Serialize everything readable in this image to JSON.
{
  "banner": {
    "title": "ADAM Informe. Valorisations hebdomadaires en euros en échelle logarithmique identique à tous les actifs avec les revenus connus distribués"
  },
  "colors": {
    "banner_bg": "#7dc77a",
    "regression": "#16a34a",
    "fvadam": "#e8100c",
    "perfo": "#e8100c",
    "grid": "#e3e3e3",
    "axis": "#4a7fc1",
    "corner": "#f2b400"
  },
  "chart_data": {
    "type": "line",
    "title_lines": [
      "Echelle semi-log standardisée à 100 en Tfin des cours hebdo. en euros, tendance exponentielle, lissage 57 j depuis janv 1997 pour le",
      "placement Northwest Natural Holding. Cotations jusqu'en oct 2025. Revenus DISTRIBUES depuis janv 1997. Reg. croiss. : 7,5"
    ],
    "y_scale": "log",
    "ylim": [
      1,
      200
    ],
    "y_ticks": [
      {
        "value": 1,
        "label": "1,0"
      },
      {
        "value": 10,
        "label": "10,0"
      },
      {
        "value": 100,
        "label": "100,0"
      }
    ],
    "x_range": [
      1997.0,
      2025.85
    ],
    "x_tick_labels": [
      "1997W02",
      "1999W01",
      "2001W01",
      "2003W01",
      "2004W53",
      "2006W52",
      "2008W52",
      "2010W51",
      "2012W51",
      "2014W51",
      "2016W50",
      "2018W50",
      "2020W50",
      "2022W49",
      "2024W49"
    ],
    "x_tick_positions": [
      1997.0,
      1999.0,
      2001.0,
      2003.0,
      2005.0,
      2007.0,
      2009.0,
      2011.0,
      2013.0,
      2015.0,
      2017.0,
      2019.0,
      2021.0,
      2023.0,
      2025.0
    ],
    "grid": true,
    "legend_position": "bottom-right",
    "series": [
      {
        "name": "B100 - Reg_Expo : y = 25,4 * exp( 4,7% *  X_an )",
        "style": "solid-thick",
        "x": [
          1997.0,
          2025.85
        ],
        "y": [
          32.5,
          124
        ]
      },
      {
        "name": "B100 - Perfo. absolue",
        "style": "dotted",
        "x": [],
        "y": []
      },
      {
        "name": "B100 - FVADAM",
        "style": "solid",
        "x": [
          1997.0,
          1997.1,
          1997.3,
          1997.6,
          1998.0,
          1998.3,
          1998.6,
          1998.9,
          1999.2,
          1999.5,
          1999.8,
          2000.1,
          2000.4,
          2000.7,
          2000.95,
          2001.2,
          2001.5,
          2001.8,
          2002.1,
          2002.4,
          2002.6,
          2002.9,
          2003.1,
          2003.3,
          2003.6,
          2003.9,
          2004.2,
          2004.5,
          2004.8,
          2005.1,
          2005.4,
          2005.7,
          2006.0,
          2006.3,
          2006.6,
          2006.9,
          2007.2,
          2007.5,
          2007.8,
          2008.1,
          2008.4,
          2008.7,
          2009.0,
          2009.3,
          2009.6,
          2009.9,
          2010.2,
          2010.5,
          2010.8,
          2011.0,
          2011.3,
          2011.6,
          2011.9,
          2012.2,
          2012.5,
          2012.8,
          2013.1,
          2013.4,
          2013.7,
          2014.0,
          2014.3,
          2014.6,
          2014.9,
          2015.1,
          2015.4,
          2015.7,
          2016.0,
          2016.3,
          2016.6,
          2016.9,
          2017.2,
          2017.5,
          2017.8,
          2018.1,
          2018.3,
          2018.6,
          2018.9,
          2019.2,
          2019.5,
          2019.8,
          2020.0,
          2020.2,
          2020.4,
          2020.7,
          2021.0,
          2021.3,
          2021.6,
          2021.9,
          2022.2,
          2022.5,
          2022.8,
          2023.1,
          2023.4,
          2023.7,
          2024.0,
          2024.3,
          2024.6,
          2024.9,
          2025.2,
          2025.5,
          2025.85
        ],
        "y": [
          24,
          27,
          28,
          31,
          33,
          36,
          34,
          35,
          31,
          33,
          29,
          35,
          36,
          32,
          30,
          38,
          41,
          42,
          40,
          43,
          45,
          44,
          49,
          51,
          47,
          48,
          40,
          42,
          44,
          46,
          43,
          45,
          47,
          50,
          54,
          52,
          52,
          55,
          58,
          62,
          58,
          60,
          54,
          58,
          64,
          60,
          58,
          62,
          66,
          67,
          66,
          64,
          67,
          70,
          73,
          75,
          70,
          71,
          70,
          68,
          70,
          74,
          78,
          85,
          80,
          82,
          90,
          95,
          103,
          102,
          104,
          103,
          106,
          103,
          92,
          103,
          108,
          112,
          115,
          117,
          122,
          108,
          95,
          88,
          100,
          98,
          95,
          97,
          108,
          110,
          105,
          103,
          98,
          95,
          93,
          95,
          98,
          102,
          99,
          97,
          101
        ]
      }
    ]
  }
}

◆ ◆ ◆ ◆

■ WHAT YOU ARE ASKED TO DO ■
The records above should be restated word for word, please.

■ SOLUTION TO THE EXERCISE ■
Serialize everything readable in this image to JSON.
{
  "banner": {
    "title": "ADAM Informe. Valorisations hebdomadaires en euros en échelle logarithmique identique à tous les actifs avec les revenus connus distribués"
  },
  "colors": {
    "banner_bg": "#7dc77a",
    "regression": "#16a34a",
    "fvadam": "#e8100c",
    "perfo": "#e8100c",
    "grid": "#e3e3e3",
    "axis": "#4a7fc1",
    "corner": "#f2b400"
  },
  "chart_data": {
    "type": "line",
    "title_lines": [
      "Echelle semi-log standardisée à 100 en Tfin des cours hebdo. en euros, tendance exponentielle, lissage 57 j depuis janv 1997 pour le",
      "placement Northwest Natural Holding. Cotations jusqu'en oct 2025. Revenus DISTRIBUES depuis janv 1997. Reg. croiss. : 7,5"
    ],
    "y_scale": "log",
    "ylim": [
      1,
      200
    ],
    "y_ticks": [
      {
        "value": 1,
        "label": "1,0"
      },
      {
        "value": 10,
        "label": "10,0"
      },
      {
        "value": 100,
        "label": "100,0"
      }
    ],
    "x_range": [
      1997.0,
      2025.85
    ],
    "x_tick_labels": [
      "1997W02",
      "1999W01",
      "2001W01",
      "2003W01",
      "2004W53",
      "2006W52",
      "2008W52",
      "2010W51",
      "2012W51",
      "2014W51",
      "2016W50",
      "2018W50",
      "2020W50",
      "2022W49",
      "2024W49"
    ],
    "x_tick_positions": [
      1997.0,
      1999.0,
      2001.0,
      2003.0,
      2005.0,
      2007.0,
      2009.0,
      2011.0,
      2013.0,
      2015.0,
      2017.0,
      2019.0,
      2021.0,
      2023.0,
      2025.0
    ],
    "grid": true,
    "legend_position": "bottom-right",
    "series": [
      {
        "name": "B100 - Reg_Expo : y = 25,4 * exp( 4,7% *  X_an )",
        "style": "solid-thick",
        "x": [
          1997.0,
          2025.85
        ],
        "y": [
          32.5,
          124
        ]
      },
      {
        "name": "B100 - Perfo. absolue",
        "style": "dotted",
        "x": [],
        "y": []
      },
      {
        "name": "B100 - FVADAM",
        "style": "solid",
        "x": [
          1997.0,
          1997.1,
          1997.3,
          1997.6,
          1998.0,
          1998.3,
          1998.6,
          1998.9,
          1999.2,
          1999.5,
          1999.8,
          2000.1,
          2000.4,
          2000.7,
          2000.95,
          2001.2,
          2001.5,
          2001.8,
          2002.1,
          2002.4,
          2002.6,
          2002.9,
          2003.1,
          2003.3,
          2003.6,
          2003.9,
          2004.2,
          2004.5,
          2004.8,
          2005.1,
          2005.4,
          2005.7,
          2006.0,
          2006.3,
          2006.6,
          2006.9,
          2007.2,
          2007.5,
          2007.8,
          2008.1,
          2008.4,
          2008.7,
          2009.0,
          2009.3,
          2009.6,
          2009.9,
          2010.2,
          2010.5,
          2010.8,
          2011.0,
          2011.3,
          2011.6,
          2011.9,
          2012.2,
          2012.5,
          2012.8,
          2013.1,
          2013.4,
          2013.7,
          2014.0,
          2014.3,
          2014.6,
          2014.9,
          2015.1,
          2015.4,
          2015.7,
          2016.0,
          2016.3,
          2016.6,
          2016.9,
          2017.2,
          2017.5,
          2017.8,
          2018.1,
          2018.3,
          2018.6,
          2018.9,
          2019.2,
          2019.5,
          2019.8,
          2020.0,
          2020.2,
          2020.4,
          2020.7,
          2021.0,
          2021.3,
          2021.6,
          2021.9,
          2022.2,
          2022.5,
          2022.8,
          2023.1,
          2023.4,
          2023.7,
          2024.0,
          2024.3,
          2024.6,
          2024.9,
          2025.2,
          2025.5,
          2025.85
        ],
        "y": [
          24,
          27,
          28,
          31,
          33,
          36,
          34,
          35,
          31,
          33,
          29,
          35,
          36,
          32,
          30,
          38,
          41,
          42,
          40,
          43,
          45,
          44,
          49,
          51,
          47,
          48,
          40,
          42,
          44,
          46,
          43,
          45,
          47,
          50,
          54,
          52,
          52,
          55,
          58,
          62,
          58,
          60,
          54,
          58,
          64,
          60,
          58,
          62,
          66,
          67,
          66,
          64,
          67,
          70,
          73,
          75,
          70,
          71,
          70,
          68,
          70,
          74,
          78,
          85,
          80,
          82,
          90,
          95,
          103,
          102,
          104,
          103,
          106,
          103,
          92,
          103,
          108,
          112,
          115,
          117,
          122,
          108,
          95,
          88,
          100,
          98,
          95,
          97,
          108,
          110,
          105,
          103,
          98,
          95,
          93,
          95,
          98,
          102,
          99,
          97,
          101
        ]
      }
    ]
  }
}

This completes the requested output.